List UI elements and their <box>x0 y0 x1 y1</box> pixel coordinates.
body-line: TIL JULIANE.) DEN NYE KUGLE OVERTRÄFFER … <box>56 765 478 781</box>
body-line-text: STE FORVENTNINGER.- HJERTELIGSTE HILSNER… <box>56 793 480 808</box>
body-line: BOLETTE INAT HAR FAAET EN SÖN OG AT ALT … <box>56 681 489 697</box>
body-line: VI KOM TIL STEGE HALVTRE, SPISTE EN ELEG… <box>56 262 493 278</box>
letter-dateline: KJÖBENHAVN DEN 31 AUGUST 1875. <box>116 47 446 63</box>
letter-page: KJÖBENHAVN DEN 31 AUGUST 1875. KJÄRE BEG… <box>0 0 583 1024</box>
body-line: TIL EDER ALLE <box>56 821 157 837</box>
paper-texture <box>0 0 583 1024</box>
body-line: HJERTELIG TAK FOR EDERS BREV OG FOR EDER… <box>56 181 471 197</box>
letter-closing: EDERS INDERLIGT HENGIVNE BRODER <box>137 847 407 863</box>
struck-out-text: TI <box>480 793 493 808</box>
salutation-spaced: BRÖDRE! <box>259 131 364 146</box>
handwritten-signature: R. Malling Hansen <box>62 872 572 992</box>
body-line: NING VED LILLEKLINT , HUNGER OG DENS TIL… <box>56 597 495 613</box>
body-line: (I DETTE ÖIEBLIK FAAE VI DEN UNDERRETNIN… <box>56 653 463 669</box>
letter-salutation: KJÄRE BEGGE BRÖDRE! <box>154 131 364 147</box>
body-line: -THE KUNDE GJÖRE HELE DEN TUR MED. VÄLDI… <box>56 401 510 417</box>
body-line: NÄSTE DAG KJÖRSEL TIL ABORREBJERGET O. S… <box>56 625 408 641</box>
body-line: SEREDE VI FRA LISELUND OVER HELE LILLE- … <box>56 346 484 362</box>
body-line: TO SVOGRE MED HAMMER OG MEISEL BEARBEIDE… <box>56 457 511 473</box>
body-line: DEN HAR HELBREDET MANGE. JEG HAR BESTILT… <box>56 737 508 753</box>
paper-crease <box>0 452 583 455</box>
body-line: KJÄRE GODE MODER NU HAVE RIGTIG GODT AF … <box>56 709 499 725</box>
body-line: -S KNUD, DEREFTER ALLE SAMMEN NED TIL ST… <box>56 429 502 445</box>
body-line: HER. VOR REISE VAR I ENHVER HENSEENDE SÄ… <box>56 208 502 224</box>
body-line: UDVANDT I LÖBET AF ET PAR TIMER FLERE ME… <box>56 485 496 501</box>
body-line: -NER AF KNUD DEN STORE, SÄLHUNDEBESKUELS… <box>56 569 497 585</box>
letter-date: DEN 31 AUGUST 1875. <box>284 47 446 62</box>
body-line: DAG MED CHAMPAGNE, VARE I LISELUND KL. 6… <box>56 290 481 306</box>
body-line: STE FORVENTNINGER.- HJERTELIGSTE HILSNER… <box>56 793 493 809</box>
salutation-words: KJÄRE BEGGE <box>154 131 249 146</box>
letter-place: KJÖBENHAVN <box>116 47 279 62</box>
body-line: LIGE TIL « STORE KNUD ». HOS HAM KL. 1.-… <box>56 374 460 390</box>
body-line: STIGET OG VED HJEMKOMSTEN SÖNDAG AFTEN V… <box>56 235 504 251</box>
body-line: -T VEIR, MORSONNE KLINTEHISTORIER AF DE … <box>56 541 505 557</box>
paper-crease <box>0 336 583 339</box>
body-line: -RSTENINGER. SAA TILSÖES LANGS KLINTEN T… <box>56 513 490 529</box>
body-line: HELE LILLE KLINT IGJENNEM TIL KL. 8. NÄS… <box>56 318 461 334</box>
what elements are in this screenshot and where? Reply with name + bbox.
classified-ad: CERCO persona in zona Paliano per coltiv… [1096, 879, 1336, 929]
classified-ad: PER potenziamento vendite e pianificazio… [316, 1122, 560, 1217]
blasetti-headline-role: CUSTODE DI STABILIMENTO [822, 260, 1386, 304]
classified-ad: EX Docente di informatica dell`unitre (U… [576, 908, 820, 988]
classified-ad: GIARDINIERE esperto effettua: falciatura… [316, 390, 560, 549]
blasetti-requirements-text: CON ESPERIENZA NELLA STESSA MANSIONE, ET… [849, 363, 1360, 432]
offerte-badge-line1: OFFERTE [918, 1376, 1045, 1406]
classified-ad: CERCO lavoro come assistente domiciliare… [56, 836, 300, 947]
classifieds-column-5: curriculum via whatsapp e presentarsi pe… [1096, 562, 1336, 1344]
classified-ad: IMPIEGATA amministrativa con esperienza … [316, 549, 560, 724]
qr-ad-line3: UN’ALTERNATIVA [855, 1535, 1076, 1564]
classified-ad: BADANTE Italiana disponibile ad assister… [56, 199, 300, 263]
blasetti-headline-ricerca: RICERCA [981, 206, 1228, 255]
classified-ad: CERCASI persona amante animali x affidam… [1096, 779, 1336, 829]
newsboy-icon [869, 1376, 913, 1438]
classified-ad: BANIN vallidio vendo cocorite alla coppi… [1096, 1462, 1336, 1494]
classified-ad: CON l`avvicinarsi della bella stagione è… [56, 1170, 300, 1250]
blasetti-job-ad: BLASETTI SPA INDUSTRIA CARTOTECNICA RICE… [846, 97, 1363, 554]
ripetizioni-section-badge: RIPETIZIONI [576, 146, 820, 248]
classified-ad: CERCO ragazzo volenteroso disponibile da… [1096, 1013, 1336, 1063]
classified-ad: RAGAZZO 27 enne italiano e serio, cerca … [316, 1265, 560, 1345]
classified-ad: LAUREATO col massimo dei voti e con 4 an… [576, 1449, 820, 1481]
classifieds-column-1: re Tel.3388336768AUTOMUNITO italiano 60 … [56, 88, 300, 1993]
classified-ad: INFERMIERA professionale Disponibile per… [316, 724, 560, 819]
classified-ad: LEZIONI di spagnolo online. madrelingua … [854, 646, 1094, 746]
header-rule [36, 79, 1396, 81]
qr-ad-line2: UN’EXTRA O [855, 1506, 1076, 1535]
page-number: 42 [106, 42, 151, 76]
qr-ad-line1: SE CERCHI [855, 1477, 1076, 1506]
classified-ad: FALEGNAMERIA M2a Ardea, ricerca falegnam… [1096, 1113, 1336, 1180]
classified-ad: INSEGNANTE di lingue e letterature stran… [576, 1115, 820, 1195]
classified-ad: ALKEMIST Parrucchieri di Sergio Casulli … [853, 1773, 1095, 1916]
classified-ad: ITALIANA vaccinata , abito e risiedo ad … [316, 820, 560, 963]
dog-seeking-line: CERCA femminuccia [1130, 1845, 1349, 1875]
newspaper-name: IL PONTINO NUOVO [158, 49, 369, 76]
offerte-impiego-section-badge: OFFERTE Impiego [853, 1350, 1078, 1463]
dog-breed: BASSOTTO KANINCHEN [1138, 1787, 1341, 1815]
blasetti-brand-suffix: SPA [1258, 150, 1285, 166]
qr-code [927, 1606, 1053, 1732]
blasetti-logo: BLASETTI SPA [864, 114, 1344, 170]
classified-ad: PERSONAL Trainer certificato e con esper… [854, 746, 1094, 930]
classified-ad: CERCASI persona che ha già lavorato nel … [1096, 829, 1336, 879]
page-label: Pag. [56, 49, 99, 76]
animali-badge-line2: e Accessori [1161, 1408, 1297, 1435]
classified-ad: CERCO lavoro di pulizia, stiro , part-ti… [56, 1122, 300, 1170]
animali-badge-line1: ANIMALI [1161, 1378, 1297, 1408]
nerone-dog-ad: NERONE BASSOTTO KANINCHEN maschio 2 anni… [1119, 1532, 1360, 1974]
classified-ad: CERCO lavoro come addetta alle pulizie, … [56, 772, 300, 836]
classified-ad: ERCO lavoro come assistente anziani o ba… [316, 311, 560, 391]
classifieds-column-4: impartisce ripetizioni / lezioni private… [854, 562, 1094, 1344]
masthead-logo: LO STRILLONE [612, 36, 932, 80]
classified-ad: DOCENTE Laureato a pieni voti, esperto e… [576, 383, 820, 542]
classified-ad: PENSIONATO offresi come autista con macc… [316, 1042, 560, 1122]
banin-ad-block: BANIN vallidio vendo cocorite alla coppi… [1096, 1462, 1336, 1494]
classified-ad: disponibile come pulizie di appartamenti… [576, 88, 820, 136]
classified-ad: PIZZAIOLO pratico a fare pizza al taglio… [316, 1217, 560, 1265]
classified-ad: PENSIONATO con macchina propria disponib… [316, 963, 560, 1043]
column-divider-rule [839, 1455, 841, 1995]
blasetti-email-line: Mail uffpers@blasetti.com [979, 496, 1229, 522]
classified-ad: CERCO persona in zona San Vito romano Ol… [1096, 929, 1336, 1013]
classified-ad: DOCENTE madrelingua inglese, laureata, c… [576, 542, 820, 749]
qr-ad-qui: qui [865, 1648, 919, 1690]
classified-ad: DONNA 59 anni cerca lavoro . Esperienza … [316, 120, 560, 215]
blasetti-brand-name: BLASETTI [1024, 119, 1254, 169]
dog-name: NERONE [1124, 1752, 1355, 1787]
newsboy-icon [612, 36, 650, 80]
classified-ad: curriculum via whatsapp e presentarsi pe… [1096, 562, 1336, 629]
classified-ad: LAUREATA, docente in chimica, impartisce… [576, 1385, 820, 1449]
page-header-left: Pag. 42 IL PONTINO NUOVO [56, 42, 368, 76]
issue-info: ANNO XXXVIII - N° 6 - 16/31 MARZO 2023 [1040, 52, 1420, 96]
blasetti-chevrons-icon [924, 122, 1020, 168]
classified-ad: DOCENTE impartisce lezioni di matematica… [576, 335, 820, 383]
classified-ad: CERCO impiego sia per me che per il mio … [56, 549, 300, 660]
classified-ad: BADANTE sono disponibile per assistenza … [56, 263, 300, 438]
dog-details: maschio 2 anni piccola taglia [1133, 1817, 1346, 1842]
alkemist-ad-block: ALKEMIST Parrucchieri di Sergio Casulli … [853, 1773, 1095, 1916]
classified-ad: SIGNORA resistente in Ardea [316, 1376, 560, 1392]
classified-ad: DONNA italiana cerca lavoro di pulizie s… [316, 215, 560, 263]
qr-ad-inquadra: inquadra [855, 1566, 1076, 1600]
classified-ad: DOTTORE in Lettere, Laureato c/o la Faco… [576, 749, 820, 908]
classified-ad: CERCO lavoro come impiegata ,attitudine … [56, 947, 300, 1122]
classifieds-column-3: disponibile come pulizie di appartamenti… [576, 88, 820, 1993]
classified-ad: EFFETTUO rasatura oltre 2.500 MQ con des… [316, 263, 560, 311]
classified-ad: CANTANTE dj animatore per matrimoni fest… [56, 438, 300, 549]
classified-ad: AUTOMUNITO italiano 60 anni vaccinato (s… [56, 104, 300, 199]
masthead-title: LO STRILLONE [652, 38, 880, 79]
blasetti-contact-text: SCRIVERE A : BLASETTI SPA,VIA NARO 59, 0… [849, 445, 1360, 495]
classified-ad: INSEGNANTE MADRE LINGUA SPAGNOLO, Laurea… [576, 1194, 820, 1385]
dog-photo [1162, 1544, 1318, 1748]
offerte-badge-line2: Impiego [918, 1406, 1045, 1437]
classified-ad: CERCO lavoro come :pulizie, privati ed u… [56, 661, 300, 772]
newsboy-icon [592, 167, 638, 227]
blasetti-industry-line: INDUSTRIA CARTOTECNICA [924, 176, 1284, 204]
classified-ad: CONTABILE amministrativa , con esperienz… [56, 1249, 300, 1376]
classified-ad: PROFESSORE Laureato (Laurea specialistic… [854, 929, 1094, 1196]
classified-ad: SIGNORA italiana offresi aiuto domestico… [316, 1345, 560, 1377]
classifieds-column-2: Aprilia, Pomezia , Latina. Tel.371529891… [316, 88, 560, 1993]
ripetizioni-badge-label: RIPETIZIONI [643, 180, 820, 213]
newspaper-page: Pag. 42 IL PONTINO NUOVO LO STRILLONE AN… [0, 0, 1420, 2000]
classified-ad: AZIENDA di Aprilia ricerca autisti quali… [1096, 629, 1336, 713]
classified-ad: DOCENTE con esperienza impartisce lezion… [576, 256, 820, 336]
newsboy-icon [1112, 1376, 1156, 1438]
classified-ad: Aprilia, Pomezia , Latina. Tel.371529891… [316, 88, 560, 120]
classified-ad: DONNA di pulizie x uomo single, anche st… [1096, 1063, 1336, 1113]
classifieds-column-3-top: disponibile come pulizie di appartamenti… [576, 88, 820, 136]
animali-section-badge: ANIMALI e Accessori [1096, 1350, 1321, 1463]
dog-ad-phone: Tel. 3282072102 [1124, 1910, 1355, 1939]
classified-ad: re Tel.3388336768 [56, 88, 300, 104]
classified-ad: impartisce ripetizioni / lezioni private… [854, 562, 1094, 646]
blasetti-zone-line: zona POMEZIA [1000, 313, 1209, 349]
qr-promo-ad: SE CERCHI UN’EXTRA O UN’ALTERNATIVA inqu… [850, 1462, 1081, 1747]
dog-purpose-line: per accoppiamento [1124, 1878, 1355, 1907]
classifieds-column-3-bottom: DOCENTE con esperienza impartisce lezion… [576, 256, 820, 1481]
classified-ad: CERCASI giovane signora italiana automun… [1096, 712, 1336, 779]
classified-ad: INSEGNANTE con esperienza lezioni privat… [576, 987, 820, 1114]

☆ ☆ ☆ ☆

Work to be completed – Please repeat the entries from the first one through the line holding "handwritten-signature: R. Malling", inclusive, swapping "body-line" for "text-line" and leaving everything else unchanged.

Correct result –
List UI elements and their <box>x0 y0 x1 y1</box> pixel coordinates.
text-line: TIL JULIANE.) DEN NYE KUGLE OVERTRÄFFER … <box>56 765 478 781</box>
text-line-text: STE FORVENTNINGER.- HJERTELIGSTE HILSNER… <box>56 793 480 808</box>
text-line: BOLETTE INAT HAR FAAET EN SÖN OG AT ALT … <box>56 681 489 697</box>
text-line: VI KOM TIL STEGE HALVTRE, SPISTE EN ELEG… <box>56 262 493 278</box>
letter-dateline: KJÖBENHAVN DEN 31 AUGUST 1875. <box>116 47 446 63</box>
letter-page: KJÖBENHAVN DEN 31 AUGUST 1875. KJÄRE BEG… <box>0 0 583 1024</box>
text-line: TIL EDER ALLE <box>56 821 157 837</box>
paper-texture <box>0 0 583 1024</box>
text-line: HJERTELIG TAK FOR EDERS BREV OG FOR EDER… <box>56 181 471 197</box>
letter-closing: EDERS INDERLIGT HENGIVNE BRODER <box>137 847 407 863</box>
struck-out-text: TI <box>480 793 493 808</box>
salutation-spaced: BRÖDRE! <box>259 131 364 146</box>
handwritten-signature: R. Malling Hansen <box>62 872 572 992</box>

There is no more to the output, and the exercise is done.